Exercise objective: Set each entry down verbatim, omitting images.

(Stored data)
============================================================

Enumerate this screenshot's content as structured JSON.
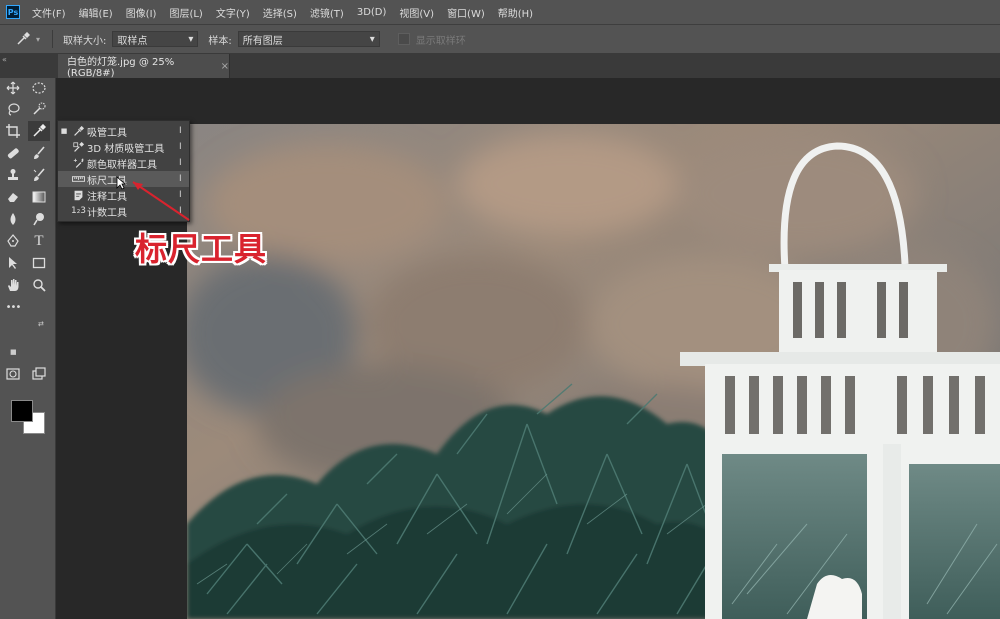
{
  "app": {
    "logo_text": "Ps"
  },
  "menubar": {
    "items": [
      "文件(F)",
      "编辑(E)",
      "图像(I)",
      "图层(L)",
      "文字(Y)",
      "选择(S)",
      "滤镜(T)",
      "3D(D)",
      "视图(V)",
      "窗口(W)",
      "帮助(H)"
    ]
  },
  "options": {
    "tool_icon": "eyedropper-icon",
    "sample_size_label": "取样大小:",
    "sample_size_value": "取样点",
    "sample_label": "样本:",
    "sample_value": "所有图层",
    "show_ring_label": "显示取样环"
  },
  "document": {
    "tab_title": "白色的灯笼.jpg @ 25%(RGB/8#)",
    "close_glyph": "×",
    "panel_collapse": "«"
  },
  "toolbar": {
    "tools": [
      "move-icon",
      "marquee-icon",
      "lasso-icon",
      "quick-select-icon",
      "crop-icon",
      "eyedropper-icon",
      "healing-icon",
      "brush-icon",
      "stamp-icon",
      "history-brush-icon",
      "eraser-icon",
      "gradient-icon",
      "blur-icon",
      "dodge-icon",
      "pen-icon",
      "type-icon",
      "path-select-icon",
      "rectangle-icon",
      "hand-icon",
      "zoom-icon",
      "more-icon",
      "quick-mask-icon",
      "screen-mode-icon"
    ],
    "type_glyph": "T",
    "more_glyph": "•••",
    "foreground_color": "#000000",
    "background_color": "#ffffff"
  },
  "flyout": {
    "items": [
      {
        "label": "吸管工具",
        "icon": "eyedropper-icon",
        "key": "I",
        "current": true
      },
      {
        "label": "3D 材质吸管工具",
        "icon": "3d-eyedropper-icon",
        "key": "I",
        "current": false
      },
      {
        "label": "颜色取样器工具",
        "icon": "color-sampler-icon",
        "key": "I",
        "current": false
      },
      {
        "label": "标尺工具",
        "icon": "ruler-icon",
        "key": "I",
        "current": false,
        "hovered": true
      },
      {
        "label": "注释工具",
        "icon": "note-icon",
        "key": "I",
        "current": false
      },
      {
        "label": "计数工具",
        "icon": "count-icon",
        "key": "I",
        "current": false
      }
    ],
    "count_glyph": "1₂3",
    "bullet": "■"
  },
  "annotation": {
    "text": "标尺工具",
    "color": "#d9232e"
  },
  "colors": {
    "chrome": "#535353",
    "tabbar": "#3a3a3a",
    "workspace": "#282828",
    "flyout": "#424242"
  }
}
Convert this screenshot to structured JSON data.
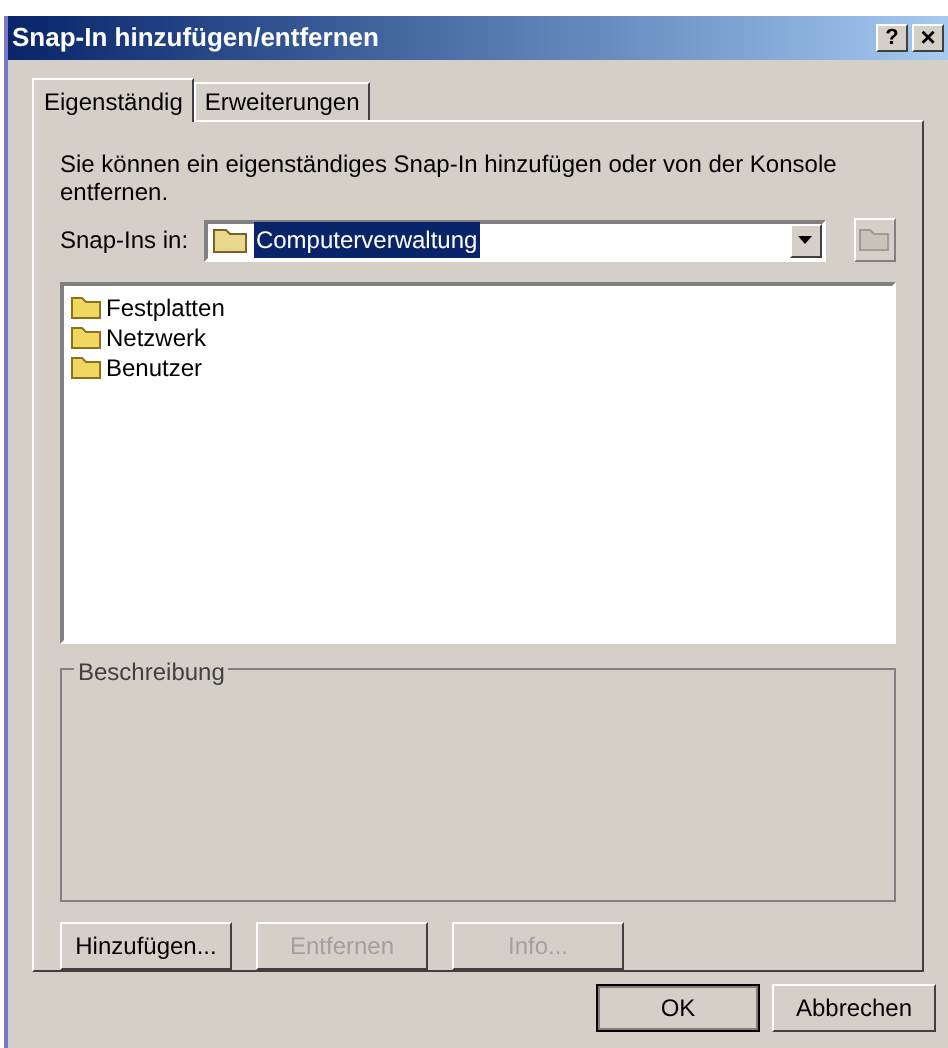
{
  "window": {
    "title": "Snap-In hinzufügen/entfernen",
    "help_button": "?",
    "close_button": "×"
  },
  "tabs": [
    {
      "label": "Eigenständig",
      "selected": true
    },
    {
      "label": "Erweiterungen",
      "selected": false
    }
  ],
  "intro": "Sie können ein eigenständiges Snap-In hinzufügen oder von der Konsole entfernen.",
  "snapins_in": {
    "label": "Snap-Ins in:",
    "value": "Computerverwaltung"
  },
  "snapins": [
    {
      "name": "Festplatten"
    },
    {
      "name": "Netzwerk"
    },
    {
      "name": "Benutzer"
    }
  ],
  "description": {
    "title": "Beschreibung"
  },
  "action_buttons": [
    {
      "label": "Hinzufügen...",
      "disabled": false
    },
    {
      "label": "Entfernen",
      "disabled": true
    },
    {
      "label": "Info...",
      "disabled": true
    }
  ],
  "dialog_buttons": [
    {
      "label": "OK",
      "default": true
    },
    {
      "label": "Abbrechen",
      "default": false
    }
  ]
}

============================================================

Complete response:
Enumerate this screenshot's content as structured JSON.
{
  "app": {
    "logo_text": "Ps"
  },
  "menubar": {
    "items": [
      "文件(F)",
      "编辑(E)",
      "图像(I)",
      "图层(L)",
      "文字(Y)",
      "选择(S)",
      "滤镜(T)",
      "3D(D)",
      "视图(V)",
      "窗口(W)",
      "帮助(H)"
    ]
  },
  "options": {
    "tool_icon": "eyedropper-icon",
    "sample_size_label": "取样大小:",
    "sample_size_value": "取样点",
    "sample_label": "样本:",
    "sample_value": "所有图层",
    "show_ring_label": "显示取样环"
  },
  "document": {
    "tab_title": "白色的灯笼.jpg @ 25%(RGB/8#)",
    "close_glyph": "×",
    "panel_collapse": "«"
  },
  "toolbar": {
    "tools": [
      "move-icon",
      "marquee-icon",
      "lasso-icon",
      "quick-select-icon",
      "crop-icon",
      "eyedropper-icon",
      "healing-icon",
      "brush-icon",
      "stamp-icon",
      "history-brush-icon",
      "eraser-icon",
      "gradient-icon",
      "blur-icon",
      "dodge-icon",
      "pen-icon",
      "type-icon",
      "path-select-icon",
      "rectangle-icon",
      "hand-icon",
      "zoom-icon",
      "more-icon",
      "quick-mask-icon",
      "screen-mode-icon"
    ],
    "type_glyph": "T",
    "more_glyph": "•••",
    "foreground_color": "#000000",
    "background_color": "#ffffff"
  },
  "flyout": {
    "items": [
      {
        "label": "吸管工具",
        "icon": "eyedropper-icon",
        "key": "I",
        "current": true
      },
      {
        "label": "3D 材质吸管工具",
        "icon": "3d-eyedropper-icon",
        "key": "I",
        "current": false
      },
      {
        "label": "颜色取样器工具",
        "icon": "color-sampler-icon",
        "key": "I",
        "current": false
      },
      {
        "label": "标尺工具",
        "icon": "ruler-icon",
        "key": "I",
        "current": false,
        "hovered": true
      },
      {
        "label": "注释工具",
        "icon": "note-icon",
        "key": "I",
        "current": false
      },
      {
        "label": "计数工具",
        "icon": "count-icon",
        "key": "I",
        "current": false
      }
    ],
    "count_glyph": "1₂3",
    "bullet": "■"
  },
  "annotation": {
    "text": "标尺工具",
    "color": "#d9232e"
  },
  "colors": {
    "chrome": "#535353",
    "tabbar": "#3a3a3a",
    "workspace": "#282828",
    "flyout": "#424242"
  }
}
Convert this screenshot to structured JSON data.
{
  "window": {
    "title": "Snap-In hinzufügen/entfernen",
    "help_button": "?",
    "close_button": "×"
  },
  "tabs": [
    {
      "label": "Eigenständig",
      "selected": true
    },
    {
      "label": "Erweiterungen",
      "selected": false
    }
  ],
  "intro": "Sie können ein eigenständiges Snap-In hinzufügen oder von der Konsole entfernen.",
  "snapins_in": {
    "label": "Snap-Ins in:",
    "value": "Computerverwaltung"
  },
  "snapins": [
    {
      "name": "Festplatten"
    },
    {
      "name": "Netzwerk"
    },
    {
      "name": "Benutzer"
    }
  ],
  "description": {
    "title": "Beschreibung"
  },
  "action_buttons": [
    {
      "label": "Hinzufügen...",
      "disabled": false
    },
    {
      "label": "Entfernen",
      "disabled": true
    },
    {
      "label": "Info...",
      "disabled": true
    }
  ],
  "dialog_buttons": [
    {
      "label": "OK",
      "default": true
    },
    {
      "label": "Abbrechen",
      "default": false
    }
  ]
}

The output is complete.